■ What you are asked to do:
Show all lines that include the string "delay"; copy each one.

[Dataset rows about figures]
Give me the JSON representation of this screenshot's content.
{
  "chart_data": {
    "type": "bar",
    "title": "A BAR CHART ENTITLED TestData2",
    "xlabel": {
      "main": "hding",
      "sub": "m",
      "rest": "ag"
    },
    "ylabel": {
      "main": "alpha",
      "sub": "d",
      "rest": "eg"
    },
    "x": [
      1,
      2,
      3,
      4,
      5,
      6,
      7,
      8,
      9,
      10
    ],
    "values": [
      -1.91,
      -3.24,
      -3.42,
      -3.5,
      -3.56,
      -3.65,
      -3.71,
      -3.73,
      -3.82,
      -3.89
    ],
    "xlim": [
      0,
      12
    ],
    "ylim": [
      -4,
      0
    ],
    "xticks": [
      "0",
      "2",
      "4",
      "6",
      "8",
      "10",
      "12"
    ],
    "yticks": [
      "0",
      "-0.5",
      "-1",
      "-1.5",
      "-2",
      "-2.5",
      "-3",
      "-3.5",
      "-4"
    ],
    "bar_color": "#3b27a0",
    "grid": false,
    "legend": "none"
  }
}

...

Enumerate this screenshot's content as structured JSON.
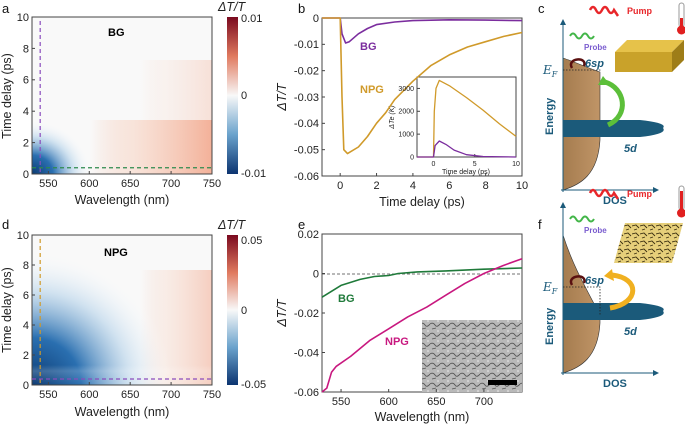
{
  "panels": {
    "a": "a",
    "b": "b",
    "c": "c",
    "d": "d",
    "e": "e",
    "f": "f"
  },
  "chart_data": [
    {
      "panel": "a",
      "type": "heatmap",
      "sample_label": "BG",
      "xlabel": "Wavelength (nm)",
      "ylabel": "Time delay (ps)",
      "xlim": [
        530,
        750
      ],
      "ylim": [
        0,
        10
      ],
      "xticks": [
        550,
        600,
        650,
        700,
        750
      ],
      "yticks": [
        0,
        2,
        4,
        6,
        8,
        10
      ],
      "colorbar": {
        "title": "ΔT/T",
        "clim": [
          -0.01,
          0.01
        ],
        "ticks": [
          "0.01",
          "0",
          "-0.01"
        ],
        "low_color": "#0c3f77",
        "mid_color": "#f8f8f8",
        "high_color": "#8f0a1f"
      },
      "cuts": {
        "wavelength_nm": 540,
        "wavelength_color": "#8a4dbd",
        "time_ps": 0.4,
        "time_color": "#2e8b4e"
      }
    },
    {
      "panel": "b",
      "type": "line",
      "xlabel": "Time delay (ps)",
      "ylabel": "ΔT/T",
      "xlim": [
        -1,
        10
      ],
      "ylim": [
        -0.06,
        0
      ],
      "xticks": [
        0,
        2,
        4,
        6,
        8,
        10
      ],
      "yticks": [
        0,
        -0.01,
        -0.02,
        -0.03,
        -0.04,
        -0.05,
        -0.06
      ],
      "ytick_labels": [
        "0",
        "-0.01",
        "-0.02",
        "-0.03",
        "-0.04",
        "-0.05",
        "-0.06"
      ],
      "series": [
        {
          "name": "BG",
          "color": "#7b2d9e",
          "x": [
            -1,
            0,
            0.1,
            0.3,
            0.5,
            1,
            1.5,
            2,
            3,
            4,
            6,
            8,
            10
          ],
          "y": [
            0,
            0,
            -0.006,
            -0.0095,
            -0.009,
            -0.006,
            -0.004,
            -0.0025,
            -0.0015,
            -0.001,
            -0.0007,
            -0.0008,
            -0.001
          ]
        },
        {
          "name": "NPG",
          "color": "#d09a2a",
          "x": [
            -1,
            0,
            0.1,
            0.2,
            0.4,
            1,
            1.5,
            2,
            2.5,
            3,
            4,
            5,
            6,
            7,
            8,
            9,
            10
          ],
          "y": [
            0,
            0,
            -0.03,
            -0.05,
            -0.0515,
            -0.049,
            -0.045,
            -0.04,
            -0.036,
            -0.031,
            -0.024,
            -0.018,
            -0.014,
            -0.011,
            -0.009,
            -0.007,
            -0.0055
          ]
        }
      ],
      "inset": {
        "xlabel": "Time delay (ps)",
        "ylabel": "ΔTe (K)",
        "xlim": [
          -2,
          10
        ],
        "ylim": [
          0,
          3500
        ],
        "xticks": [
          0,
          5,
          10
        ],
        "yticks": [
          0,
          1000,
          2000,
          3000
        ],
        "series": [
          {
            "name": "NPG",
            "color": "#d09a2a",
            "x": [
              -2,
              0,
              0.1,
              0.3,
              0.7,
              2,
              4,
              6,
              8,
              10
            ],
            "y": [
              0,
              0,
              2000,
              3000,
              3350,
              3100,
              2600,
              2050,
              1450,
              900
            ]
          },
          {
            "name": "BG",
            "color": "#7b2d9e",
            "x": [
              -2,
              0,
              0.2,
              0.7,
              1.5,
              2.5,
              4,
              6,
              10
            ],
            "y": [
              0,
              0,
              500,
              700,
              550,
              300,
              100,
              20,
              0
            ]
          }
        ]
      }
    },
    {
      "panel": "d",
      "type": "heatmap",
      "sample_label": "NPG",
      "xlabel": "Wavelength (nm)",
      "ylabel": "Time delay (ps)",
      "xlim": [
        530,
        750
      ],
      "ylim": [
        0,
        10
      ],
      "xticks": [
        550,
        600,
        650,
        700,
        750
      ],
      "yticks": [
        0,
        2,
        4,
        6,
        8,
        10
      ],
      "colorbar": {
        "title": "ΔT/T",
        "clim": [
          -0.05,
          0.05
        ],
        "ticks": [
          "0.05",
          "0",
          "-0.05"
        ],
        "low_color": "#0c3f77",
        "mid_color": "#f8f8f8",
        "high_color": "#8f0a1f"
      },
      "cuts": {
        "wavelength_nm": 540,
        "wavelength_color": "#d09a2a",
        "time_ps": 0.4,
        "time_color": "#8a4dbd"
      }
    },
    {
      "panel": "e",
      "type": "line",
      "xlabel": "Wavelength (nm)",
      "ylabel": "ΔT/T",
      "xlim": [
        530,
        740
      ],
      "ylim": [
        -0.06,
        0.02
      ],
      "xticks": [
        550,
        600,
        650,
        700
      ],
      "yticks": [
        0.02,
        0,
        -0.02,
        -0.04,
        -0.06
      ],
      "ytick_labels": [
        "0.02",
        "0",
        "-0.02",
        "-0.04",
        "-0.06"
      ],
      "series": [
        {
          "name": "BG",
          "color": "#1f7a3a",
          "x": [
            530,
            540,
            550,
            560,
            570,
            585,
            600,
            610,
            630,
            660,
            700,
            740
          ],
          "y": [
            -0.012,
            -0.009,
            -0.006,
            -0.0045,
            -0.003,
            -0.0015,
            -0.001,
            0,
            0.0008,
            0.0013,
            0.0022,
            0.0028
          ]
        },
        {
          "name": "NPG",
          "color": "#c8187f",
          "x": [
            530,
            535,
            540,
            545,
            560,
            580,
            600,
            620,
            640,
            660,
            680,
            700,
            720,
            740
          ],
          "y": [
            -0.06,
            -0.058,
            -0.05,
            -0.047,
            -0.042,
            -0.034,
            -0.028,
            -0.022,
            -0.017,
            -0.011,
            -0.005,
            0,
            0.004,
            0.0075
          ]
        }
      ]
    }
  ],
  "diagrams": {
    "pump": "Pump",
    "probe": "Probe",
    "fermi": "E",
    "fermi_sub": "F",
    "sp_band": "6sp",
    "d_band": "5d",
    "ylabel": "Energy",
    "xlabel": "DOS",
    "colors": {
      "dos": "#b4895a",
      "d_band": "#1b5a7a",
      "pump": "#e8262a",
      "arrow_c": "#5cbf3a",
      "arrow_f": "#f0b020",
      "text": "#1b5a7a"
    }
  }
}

==

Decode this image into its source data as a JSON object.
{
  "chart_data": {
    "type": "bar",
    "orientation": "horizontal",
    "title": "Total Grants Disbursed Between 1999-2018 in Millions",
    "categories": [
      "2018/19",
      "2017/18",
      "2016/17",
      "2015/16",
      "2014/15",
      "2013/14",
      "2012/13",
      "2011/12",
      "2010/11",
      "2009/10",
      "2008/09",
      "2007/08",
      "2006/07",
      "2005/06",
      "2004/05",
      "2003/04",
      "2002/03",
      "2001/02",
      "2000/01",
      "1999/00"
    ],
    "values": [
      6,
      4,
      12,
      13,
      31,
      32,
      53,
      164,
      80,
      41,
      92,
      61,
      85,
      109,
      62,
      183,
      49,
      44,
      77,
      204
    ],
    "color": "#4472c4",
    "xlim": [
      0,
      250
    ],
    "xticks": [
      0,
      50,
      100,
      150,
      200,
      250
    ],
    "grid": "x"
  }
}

■ Solution to the exercise:
      "ylabel": "Time delay (ps)",
      "xlabel": "Time delay (ps)",
        "xlabel": "Time delay (ps)",
      "ylabel": "Time delay (ps)",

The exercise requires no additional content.